_Problem_
Can you transcribe the piece below about asking for help, starting with "Our exterminator laughed." and going on through "answer I received."?

I’m sure my neighbors wondered why I screamed, but if they’d seen what I saw, they would have screamed with me.
I picked up the hose to water a potted tree next to our garage, and when I did, a huge tarantula lept at me. I dropped the hose, ran inside, and called our exterminator.
“Help! What should I do?”
Our exterminator laughed. “Stay out of his way!”
Then he continued, “tarantulas are harmless. They do bite, but they look more dangerous than they actually are.”
After my nerves settled down, I started thinking about how easy it was for me to immediately ask for help and, just as importantly, how willingly I listened to the answer I received.
If only asking for help was always this easy! But, in my experience, it’s not.
Most of us struggle with asking for help. Or, if we do ask for help, we wait until we’re desperate–our own “tarantula moment.”
According to studies, there are several reasons we don’t ask for help, even when we should. See if any of these apply to you:
- We’re an over giver
- We are codependent
- We are trapped in a victim mindset, and asking for help means we can no longer play the victim card
- We don’t want to be seen as “needy”

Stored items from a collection

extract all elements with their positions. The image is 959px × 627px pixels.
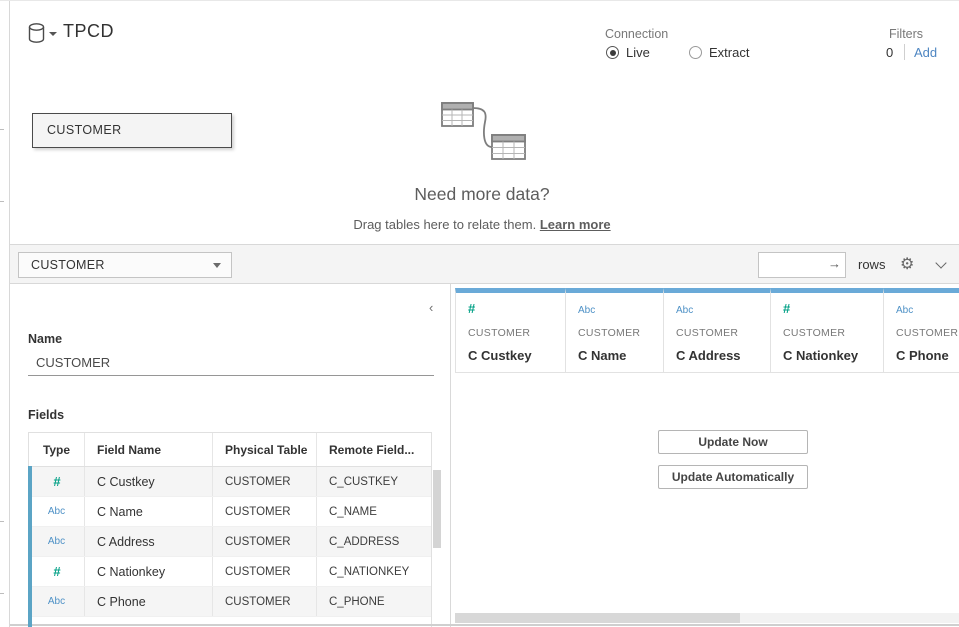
table-row[interactable]: # C Custkey CUSTOMER C_CUSTKEY	[29, 467, 431, 497]
database-icon[interactable]	[28, 23, 45, 49]
string-type-icon[interactable]: Abc	[48, 506, 65, 517]
grid-column-header[interactable]: Abc CUSTOMER C Phone	[884, 288, 959, 372]
number-type-icon: #	[468, 301, 474, 316]
remote-field-cell: C_NATIONKEY	[317, 557, 431, 586]
grid-col-table: CUSTOMER	[468, 327, 565, 339]
datagrid-toolbar: CUSTOMER → rows ⚙	[10, 244, 959, 284]
grid-column-header[interactable]: # CUSTOMER C Nationkey	[771, 288, 884, 372]
gear-icon[interactable]: ⚙	[900, 254, 914, 274]
physical-table-cell: CUSTOMER	[213, 497, 317, 526]
grid-column-header[interactable]: # CUSTOMER C Custkey	[455, 288, 566, 372]
grid-col-field[interactable]: C Nationkey	[783, 348, 883, 363]
radio-selected-icon[interactable]	[606, 46, 619, 59]
table-row[interactable]: Abc C Phone CUSTOMER C_PHONE	[29, 587, 431, 617]
field-name-cell[interactable]: C Phone	[85, 587, 213, 616]
radio-live-label: Live	[626, 45, 650, 60]
fields-label: Fields	[28, 408, 64, 422]
grid-col-field[interactable]: C Address	[676, 348, 770, 363]
col-header-remote-field[interactable]: Remote Field...	[317, 433, 431, 466]
collapse-panel-icon[interactable]: ‹	[429, 300, 433, 315]
data-grid: # CUSTOMER C Custkey Abc CUSTOMER C Name…	[451, 284, 959, 627]
table-row[interactable]: # C Nationkey CUSTOMER C_NATIONKEY	[29, 557, 431, 587]
collapsed-left-pane[interactable]	[0, 1, 10, 627]
table-selector-dropdown[interactable]: CUSTOMER	[18, 252, 232, 278]
grid-col-table: CUSTOMER	[578, 327, 663, 339]
database-menu-caret-icon[interactable]	[49, 32, 57, 36]
grid-col-field[interactable]: C Phone	[896, 348, 959, 363]
empty-state-subtitle: Drag tables here to relate them. Learn m…	[195, 217, 769, 232]
col-header-type[interactable]: Type	[29, 433, 85, 466]
col-header-physical-table[interactable]: Physical Table	[213, 433, 317, 466]
grid-column-header[interactable]: Abc CUSTOMER C Address	[664, 288, 771, 372]
physical-table-cell: CUSTOMER	[213, 557, 317, 586]
horizontal-scrollbar-track[interactable]	[455, 613, 959, 623]
number-type-icon[interactable]: #	[53, 564, 59, 579]
field-name-cell[interactable]: C Address	[85, 527, 213, 556]
selected-rows-accent	[28, 466, 32, 627]
related-tables-illustration-icon	[438, 97, 538, 168]
update-automatically-button[interactable]: Update Automatically	[658, 465, 808, 489]
string-type-icon[interactable]: Abc	[48, 536, 65, 547]
grid-col-table: CUSTOMER	[783, 327, 883, 339]
chevron-down-icon[interactable]	[937, 259, 946, 268]
update-now-button[interactable]: Update Now	[658, 430, 808, 454]
field-name-cell[interactable]: C Custkey	[85, 467, 213, 496]
radio-unselected-icon[interactable]	[689, 46, 702, 59]
vertical-scrollbar[interactable]	[433, 470, 441, 548]
remote-field-cell: C_CUSTKEY	[317, 467, 431, 496]
physical-table-cell: CUSTOMER	[213, 527, 317, 556]
field-name-cell[interactable]: C Nationkey	[85, 557, 213, 586]
logical-table-customer[interactable]: CUSTOMER	[32, 113, 232, 148]
physical-table-cell: CUSTOMER	[213, 587, 317, 616]
remote-field-cell: C_NAME	[317, 497, 431, 526]
grid-col-table: CUSTOMER	[676, 327, 770, 339]
resize-grip	[0, 201, 4, 202]
field-name-cell[interactable]: C Name	[85, 497, 213, 526]
metadata-panel: ‹ Name CUSTOMER Fields Type Field Name P…	[10, 284, 451, 627]
radio-extract[interactable]: Extract	[689, 45, 749, 60]
table-name-field[interactable]: CUSTOMER	[28, 350, 434, 376]
divider	[455, 372, 959, 373]
resize-grip	[0, 593, 4, 594]
remote-field-cell: C_ADDRESS	[317, 527, 431, 556]
string-type-icon: Abc	[676, 305, 693, 316]
table-row[interactable]: Abc C Address CUSTOMER C_ADDRESS	[29, 527, 431, 557]
rows-label: rows	[858, 257, 885, 272]
resize-grip	[0, 521, 4, 522]
grid-col-field[interactable]: C Name	[578, 348, 663, 363]
fields-table: Type Field Name Physical Table Remote Fi…	[28, 432, 432, 627]
filters-count: 0	[886, 45, 893, 60]
string-type-icon: Abc	[578, 305, 595, 316]
col-header-field-name[interactable]: Field Name	[85, 433, 213, 466]
horizontal-scrollbar-thumb[interactable]	[455, 613, 740, 623]
learn-more-link[interactable]: Learn more	[540, 217, 611, 232]
filters-add-link[interactable]: Add	[914, 45, 937, 60]
fields-table-header: Type Field Name Physical Table Remote Fi…	[29, 433, 431, 467]
remote-field-cell: C_PHONE	[317, 587, 431, 616]
number-type-icon: #	[783, 301, 789, 316]
physical-table-cell: CUSTOMER	[213, 467, 317, 496]
table-selector-value: CUSTOMER	[31, 258, 105, 272]
radio-live[interactable]: Live	[606, 45, 650, 60]
filters-label: Filters	[889, 27, 923, 41]
dropdown-caret-icon	[213, 263, 221, 268]
empty-state-text: Drag tables here to relate them.	[353, 217, 536, 232]
datasource-title[interactable]: TPCD	[63, 21, 114, 42]
empty-state-title: Need more data?	[245, 184, 719, 205]
table-row[interactable]: Abc C Name CUSTOMER C_NAME	[29, 497, 431, 527]
name-label: Name	[28, 332, 62, 346]
grid-column-header[interactable]: Abc CUSTOMER C Name	[566, 288, 664, 372]
string-type-icon[interactable]: Abc	[48, 596, 65, 607]
number-type-icon[interactable]: #	[53, 474, 59, 489]
divider	[904, 44, 905, 60]
string-type-icon: Abc	[896, 305, 913, 316]
rows-count-input[interactable]	[758, 252, 846, 278]
radio-extract-label: Extract	[709, 45, 749, 60]
resize-grip	[0, 129, 4, 130]
connection-label: Connection	[605, 27, 668, 41]
grid-col-table: CUSTOMER	[896, 327, 959, 339]
grid-col-field[interactable]: C Custkey	[468, 348, 565, 363]
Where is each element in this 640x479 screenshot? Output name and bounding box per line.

_Output below_
Our exterminator laughed. “Stay out of his way!”
Then he continued, “tarantulas are harmless. They do bite, but they look more dangerous than they actually are.”
After my nerves settled down, I started thinking about how easy it was for me to immediately ask for help and, just as importantly, how willingly I listened to the answer I received.